TASK STATEMENT ::
Gather each line in the entries that includes the string "архивации".

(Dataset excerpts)
********************

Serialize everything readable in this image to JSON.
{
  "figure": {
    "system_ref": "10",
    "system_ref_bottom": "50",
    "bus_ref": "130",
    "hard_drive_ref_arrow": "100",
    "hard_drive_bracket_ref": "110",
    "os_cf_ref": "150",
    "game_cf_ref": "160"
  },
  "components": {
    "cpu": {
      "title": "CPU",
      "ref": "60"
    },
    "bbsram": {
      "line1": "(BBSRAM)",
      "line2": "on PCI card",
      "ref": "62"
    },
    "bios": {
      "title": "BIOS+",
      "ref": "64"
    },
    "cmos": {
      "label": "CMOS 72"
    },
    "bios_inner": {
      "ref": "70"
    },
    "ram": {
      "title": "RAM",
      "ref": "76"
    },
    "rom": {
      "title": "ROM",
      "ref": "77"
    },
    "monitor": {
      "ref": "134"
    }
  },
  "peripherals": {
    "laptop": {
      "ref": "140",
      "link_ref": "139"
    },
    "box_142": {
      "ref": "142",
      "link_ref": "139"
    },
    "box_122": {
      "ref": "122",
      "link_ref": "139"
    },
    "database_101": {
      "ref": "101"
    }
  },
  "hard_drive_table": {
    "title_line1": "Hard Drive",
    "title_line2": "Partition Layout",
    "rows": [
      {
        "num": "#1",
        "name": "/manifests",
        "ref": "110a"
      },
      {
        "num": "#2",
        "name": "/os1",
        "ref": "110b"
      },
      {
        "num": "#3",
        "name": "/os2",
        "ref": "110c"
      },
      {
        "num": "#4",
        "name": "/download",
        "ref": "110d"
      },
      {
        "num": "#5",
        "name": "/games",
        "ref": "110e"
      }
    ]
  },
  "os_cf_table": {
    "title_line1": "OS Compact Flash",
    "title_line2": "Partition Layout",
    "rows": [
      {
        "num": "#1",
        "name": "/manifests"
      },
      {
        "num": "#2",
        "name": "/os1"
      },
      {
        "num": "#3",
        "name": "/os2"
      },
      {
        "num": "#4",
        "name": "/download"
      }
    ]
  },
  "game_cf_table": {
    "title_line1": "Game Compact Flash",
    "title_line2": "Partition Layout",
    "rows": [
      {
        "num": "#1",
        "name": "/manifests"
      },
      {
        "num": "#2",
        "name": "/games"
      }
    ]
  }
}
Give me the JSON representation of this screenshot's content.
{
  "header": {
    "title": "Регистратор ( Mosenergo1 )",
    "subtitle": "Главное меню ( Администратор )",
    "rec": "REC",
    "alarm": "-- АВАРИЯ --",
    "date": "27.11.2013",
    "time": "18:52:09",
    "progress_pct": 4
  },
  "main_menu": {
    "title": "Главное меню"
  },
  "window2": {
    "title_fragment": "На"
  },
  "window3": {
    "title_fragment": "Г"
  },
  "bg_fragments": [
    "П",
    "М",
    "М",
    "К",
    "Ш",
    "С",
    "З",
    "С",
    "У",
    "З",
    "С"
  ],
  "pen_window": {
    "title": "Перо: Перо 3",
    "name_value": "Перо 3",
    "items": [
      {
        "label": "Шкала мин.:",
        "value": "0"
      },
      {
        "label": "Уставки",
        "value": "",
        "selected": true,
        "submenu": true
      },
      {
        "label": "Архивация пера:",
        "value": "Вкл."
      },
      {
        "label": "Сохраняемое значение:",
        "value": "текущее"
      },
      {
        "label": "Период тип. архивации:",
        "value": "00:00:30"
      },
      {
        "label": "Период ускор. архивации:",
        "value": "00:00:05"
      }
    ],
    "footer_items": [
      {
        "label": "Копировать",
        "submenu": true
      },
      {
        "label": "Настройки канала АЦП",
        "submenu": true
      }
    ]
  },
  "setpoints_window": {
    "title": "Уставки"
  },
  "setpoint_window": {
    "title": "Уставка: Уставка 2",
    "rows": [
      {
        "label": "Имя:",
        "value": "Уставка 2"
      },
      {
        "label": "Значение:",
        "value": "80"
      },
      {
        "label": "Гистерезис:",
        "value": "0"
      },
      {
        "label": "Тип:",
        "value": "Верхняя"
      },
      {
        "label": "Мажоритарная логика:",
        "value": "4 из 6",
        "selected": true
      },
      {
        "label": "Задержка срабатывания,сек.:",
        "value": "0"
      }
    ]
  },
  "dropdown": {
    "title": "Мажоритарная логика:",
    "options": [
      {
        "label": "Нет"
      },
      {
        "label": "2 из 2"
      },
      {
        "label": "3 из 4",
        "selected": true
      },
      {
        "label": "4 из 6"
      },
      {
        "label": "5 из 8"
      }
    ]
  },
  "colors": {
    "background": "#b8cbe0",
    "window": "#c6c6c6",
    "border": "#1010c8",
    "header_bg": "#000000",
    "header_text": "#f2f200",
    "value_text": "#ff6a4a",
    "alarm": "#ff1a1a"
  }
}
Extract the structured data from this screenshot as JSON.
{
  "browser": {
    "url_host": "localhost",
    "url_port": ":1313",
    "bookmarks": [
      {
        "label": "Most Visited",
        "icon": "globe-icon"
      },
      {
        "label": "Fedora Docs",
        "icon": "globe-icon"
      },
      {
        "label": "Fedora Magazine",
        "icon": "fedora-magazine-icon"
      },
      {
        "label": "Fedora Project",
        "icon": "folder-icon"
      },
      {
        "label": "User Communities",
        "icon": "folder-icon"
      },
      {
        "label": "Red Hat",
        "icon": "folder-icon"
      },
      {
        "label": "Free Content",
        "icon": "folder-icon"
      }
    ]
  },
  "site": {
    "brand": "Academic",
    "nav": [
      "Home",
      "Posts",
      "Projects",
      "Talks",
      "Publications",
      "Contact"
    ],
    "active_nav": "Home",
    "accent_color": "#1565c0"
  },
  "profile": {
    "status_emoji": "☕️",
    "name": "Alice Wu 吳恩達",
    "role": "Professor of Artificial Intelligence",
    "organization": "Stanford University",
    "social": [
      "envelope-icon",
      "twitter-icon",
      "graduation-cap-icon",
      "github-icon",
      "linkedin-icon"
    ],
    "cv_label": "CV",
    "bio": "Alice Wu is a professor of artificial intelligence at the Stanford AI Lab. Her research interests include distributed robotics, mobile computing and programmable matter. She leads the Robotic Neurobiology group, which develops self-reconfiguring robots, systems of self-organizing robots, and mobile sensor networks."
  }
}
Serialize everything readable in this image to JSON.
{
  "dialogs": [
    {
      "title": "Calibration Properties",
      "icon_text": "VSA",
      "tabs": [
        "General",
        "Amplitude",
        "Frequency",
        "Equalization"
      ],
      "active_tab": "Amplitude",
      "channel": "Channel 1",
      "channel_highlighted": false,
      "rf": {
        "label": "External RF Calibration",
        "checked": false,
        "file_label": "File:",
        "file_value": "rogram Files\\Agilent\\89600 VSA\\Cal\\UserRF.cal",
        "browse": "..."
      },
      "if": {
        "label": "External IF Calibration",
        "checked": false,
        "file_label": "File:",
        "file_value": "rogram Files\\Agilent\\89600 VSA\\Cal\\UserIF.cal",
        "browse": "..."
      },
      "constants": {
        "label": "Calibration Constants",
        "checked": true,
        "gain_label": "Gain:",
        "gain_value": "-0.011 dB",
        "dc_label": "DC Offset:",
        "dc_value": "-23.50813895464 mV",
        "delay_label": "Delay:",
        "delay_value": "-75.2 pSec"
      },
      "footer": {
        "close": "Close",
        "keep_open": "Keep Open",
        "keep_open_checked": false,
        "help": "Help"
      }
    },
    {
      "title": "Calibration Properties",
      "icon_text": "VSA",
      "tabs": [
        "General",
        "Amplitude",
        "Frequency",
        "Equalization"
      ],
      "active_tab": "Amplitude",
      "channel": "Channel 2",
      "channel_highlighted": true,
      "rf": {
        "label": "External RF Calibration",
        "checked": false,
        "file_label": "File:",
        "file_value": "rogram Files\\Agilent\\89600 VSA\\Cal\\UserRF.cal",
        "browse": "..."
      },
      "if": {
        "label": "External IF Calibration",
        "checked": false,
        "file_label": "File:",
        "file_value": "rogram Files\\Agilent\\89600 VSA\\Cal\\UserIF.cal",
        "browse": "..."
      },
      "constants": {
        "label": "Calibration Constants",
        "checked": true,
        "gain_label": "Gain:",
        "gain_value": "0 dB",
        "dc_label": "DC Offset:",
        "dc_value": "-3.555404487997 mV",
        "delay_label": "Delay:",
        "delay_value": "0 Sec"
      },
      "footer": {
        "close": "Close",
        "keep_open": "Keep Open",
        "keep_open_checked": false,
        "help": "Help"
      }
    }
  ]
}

********************

TASK SOLUTION ::
        "label": "Период тип. архивации:",
        "label": "Период ускор. архивации:",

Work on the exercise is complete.